* _WHAT YOU ARE ASKED TO DO_
Wherever the string "xlabel" appears in the listing, copy that line.

* _DATASET RECORDS_
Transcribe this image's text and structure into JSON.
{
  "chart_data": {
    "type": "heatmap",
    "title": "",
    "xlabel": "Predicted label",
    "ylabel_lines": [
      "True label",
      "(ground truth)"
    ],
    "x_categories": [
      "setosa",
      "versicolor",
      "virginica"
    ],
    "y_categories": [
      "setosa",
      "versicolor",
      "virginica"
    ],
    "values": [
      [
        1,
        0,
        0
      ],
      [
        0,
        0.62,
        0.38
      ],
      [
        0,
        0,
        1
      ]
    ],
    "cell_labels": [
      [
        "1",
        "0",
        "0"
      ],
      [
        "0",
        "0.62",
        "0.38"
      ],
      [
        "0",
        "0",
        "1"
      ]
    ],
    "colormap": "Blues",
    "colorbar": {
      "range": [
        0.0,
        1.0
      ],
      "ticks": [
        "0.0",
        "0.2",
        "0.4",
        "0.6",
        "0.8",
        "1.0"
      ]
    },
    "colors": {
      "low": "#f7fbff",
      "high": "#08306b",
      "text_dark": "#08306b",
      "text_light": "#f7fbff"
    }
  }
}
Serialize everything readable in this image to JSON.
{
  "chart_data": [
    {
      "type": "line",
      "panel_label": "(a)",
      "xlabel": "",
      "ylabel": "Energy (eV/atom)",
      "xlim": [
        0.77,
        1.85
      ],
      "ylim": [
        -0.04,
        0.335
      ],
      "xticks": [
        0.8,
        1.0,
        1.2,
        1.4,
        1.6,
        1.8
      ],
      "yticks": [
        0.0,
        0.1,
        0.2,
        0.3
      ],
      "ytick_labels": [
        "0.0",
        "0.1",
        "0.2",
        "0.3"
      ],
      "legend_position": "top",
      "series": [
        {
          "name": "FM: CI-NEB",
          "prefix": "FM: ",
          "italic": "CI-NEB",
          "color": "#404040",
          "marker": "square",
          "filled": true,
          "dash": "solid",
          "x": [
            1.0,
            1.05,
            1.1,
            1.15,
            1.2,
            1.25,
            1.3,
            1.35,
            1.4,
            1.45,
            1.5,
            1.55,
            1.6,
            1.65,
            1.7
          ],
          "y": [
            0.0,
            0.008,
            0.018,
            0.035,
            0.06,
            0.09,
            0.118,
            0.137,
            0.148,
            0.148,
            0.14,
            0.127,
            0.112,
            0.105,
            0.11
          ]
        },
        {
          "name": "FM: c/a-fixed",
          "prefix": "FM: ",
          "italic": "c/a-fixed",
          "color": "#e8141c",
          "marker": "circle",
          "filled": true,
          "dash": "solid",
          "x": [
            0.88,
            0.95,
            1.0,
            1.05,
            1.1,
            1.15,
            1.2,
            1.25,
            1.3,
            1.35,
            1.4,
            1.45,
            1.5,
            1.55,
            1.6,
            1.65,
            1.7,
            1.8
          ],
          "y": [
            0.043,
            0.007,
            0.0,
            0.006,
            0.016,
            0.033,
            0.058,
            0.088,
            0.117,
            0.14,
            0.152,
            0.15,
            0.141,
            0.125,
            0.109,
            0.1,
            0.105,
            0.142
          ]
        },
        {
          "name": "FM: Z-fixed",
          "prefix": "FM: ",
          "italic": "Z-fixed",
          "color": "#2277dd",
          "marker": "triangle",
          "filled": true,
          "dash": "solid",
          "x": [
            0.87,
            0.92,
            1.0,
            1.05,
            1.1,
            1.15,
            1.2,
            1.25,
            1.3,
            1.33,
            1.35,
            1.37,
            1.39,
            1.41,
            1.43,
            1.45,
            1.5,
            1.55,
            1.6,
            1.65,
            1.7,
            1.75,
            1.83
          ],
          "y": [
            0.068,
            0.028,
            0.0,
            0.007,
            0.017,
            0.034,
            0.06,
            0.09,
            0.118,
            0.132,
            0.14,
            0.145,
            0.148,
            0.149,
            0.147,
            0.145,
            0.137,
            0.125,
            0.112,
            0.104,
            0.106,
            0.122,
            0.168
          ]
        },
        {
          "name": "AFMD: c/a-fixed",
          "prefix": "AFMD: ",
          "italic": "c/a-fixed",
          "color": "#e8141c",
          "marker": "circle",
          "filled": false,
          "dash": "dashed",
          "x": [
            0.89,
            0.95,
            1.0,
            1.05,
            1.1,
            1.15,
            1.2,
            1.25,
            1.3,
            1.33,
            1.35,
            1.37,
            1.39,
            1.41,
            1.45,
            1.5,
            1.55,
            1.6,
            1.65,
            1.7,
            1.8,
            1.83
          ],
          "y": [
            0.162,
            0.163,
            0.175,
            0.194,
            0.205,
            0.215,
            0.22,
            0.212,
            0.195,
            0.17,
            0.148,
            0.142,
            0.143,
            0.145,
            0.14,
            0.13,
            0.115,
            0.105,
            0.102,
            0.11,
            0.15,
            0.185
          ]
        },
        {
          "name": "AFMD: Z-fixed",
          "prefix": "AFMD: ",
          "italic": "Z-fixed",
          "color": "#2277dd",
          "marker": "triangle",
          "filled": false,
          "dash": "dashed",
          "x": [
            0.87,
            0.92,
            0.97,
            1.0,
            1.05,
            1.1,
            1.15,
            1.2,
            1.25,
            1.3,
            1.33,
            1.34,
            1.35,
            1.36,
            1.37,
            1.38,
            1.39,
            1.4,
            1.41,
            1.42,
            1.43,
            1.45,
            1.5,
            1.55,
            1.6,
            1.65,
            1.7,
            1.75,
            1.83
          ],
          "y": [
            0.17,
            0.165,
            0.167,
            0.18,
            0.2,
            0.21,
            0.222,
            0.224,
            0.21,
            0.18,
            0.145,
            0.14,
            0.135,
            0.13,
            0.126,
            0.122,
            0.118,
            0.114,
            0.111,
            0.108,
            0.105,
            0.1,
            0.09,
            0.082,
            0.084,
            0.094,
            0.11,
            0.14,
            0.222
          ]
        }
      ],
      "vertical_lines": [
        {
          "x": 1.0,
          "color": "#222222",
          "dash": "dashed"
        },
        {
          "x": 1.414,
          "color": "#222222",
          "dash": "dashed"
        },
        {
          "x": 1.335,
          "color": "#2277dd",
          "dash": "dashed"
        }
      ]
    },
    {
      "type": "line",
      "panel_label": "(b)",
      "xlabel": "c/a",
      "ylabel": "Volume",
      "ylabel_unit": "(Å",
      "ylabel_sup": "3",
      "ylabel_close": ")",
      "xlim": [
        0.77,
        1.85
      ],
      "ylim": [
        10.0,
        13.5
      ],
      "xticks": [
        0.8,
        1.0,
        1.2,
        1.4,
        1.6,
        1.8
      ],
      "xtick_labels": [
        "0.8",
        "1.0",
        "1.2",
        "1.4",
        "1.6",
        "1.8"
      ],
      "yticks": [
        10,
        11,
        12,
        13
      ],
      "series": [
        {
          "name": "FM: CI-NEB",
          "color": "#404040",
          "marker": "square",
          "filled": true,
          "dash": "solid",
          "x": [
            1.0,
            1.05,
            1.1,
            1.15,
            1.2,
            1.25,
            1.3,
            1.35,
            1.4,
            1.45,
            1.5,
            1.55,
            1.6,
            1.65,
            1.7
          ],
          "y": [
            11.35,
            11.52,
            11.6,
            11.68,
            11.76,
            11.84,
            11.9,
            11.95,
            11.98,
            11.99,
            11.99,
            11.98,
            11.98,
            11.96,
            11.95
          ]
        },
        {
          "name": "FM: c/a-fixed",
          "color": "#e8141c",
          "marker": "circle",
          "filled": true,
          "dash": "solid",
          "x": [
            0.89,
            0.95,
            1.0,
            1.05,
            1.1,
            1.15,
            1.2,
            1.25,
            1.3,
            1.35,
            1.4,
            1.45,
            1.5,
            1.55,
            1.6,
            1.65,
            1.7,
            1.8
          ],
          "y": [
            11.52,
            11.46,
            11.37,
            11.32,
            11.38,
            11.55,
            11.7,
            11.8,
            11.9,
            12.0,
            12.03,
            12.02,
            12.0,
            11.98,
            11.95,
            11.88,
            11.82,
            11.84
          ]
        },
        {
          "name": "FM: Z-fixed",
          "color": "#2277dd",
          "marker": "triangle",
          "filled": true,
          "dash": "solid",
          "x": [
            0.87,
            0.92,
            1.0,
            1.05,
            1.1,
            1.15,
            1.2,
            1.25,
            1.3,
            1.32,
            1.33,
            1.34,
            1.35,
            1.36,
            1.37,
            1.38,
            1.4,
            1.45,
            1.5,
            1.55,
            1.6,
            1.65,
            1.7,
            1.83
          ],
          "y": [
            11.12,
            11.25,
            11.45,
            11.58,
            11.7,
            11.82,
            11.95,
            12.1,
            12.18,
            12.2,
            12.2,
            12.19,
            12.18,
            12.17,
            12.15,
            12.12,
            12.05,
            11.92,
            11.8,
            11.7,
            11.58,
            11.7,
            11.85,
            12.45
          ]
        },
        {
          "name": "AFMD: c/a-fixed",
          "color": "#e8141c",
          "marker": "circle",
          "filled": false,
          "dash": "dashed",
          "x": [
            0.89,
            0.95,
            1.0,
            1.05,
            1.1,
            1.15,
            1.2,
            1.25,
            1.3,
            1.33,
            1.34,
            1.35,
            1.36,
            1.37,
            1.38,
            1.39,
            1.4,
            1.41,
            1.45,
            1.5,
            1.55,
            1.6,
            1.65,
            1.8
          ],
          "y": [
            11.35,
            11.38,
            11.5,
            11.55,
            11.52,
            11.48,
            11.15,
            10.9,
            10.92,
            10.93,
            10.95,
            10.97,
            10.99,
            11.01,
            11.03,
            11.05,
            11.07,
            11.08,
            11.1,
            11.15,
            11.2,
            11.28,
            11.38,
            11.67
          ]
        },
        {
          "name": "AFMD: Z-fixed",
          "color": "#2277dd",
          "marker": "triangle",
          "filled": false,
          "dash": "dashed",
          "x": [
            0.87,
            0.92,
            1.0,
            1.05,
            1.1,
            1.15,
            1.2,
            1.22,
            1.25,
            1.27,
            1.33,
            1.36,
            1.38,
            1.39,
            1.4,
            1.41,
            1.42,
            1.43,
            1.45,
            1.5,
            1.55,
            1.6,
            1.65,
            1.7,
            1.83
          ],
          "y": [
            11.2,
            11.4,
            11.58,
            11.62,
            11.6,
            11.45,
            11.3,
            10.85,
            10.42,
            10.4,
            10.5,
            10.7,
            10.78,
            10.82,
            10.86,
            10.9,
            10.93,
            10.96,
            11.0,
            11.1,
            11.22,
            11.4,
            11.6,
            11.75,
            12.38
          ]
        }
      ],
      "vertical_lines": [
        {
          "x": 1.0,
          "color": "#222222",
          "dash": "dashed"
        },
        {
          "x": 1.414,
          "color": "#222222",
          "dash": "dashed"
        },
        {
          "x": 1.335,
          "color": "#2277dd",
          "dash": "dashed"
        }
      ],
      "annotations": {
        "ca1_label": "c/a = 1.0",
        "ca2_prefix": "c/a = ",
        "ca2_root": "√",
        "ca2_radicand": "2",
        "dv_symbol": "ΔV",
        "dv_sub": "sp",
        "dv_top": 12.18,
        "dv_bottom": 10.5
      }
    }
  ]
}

* _SOLUTION TO THE PROBLEM_
    "xlabel": "Predicted label",
      "xlabel": "",
      "xlabel": "c/a",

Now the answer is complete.